Given this background, it is perhaps more understandable why some leading Republicans and Democrats are demanding the immediate removal of Steve Bannon and his sidekick Sebastian Gorka from the White House. These critics call both of them “alt-right neo-fascists.” For example, Richard Painter, who was the chief White House ethics lawyer in the George W. Bush administration, said in an MSNBC panel discussion that “Breitbart News is a racist organization…. This is Breitbart News that you’re watching on the streets of Charlottesville.” For good measure he added that “Bannon needs to be fired, Sebastian Gorka and the rest of the fascists or we have to remove this president.” Democratic Congressman Ruben Gallego called Trump “an absolute racist” on a SiriusXM radio show. He recalled that Trump had refused to comment on the attack or show his support for the American Muslim community in Bloomington, Minnesota. Moreover, his adviser Sebastian Gorka suggested on MSNBC that the bombing may have been faked “by the left.” One ought not to be surprised, Gallego continued, because Trump has surrounded himself with racists like Steve Bannon, Sebastian Gorka, and Stephen Miller.

So Sebastian Gorka is back in the news big time. Not that he has been quiet in the last few months, but at the beginning he was mostly defending himself against charges of being a member of the Vitézi Rend, a knightly order created by Miklós Horthy for heroes of World War I. I have written many articles on the subject, most of which appeared on Hungarian Spectrum. The Vitézi Rend wasn’t a fascist or Nazi organization per se, but after Hungary entered World War II the order ended up on the U.S. State Department’s blacklist of pro-Nazi institutions. On the other hand, given the anti-Semitic nature of the Horthy regime and the anti-Semitism of the governor himself, no Jews could be admitted to the order regardless of military valor. Gorka steadfastly denies his membership, but current leaders of the Vitézi Rend confirmed his participation in the group. We also know that Gorka was involved with an extreme-right group that made its appearance in 2006 during the long vigil of hundreds of people on the square in front of the parliamentary building. He was as well a regular contributor to the anti-Semitic Demokrata, a still existing periodical under the editorship of András Bencsik, a friend and colleague of Zsolt Bayer.

Otherwise, as the White House “pit bull,” Gorka was often on television touting the greatness of Donald Trump, who was apparently thrilled every time he heard Gorka expounding on Fox News. Gorka’s first serious “political comment,” however, didn’t turn out too well. He gave an interview to BBC radio in which he said, in connection with Trump’s threat to North Korea, that “You should listen to the president; the idea that Secretary Tillerson is going to discuss military matters is simply nonsensical.” This comment went too far, and Gorka was forced to backtrack. He claimed that his words were misconstrued and that he was merely saying that the media shouldn’t ask Tillerson questions about military matters.
::::::
# WORK INSTRUCTIONS
• 1. Please write out the passage on Sebastian Gorka between "Otherwise, as the" and "about military matters.", inclusive.
• 2. Answer these questions from the passage on Sebastian Gorka, marking each answer with its letter:
(a) What post did Richard Painter hold in the George W. Bush administration?
(b) Who created the Vitézi Rend?
(c) To which broadcaster did Gorka give the interview about Trump's threat to North Korea?
• 3. Decide whether each statement agrees with the passage on Sebastian Gorka. Answer yes or no and quote the words that settle it.
(a) Ruben Gallego made his remarks about Trump on an MSNBC panel.
(b) Gorka admits that he is a member of the Vitézi Rend.
(c) The periodical Demokrata is still published.

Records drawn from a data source
::::::
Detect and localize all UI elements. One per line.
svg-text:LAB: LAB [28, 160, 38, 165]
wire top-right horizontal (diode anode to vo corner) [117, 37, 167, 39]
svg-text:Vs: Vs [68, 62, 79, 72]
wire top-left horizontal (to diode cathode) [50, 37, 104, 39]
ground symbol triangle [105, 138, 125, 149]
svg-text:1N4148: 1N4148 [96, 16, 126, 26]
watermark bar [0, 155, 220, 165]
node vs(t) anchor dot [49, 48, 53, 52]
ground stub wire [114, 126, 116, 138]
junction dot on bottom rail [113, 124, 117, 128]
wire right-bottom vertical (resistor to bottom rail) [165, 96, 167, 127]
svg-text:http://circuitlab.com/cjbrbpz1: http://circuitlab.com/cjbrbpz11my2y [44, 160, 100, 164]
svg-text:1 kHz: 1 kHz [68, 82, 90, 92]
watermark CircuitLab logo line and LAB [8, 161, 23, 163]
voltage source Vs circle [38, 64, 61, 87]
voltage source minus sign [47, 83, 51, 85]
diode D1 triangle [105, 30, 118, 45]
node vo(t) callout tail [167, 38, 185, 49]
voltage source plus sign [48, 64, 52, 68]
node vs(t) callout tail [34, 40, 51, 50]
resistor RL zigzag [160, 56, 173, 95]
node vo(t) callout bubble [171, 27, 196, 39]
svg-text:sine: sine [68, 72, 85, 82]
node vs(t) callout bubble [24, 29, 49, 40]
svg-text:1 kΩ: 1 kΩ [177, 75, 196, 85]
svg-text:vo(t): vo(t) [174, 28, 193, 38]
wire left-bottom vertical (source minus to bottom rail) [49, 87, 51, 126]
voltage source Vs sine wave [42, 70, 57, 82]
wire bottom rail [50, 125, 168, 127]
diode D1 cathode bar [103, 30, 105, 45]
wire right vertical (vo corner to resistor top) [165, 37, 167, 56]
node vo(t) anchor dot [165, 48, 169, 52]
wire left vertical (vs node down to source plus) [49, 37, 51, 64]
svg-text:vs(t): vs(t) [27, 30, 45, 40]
::::::
# OUTPUTS BY TASK
• 1.
Otherwise, as the White House “pit bull,” Gorka was often on television touting the greatness of Donald Trump, who was apparently thrilled every time he heard Gorka expounding on Fox News. Gorka’s first serious “political comment,” however, didn’t turn out too well. He gave an interview to BBC radio in which he said, in connection with Trump’s threat to North Korea, that “You should listen to the president; the idea that Secretary Tillerson is going to discuss military matters is simply nonsensical.” This comment went too far, and Gorka was forced to backtrack. He claimed that his words were misconstrued and that he was merely saying that the media shouldn’t ask Tillerson questions about military matters.

• 2.
(a) Chief White House ethics lawyer
(b) Miklós Horthy
(c) BBC radio

• 3.
(a) No: "Democratic Congressman Ruben Gallego called Trump “an absolute racist” on a SiriusXM radio show."
(b) No: "Gorka steadfastly denies his membership"
(c) Yes: "a still existing periodical under the editorship of András Bencsik"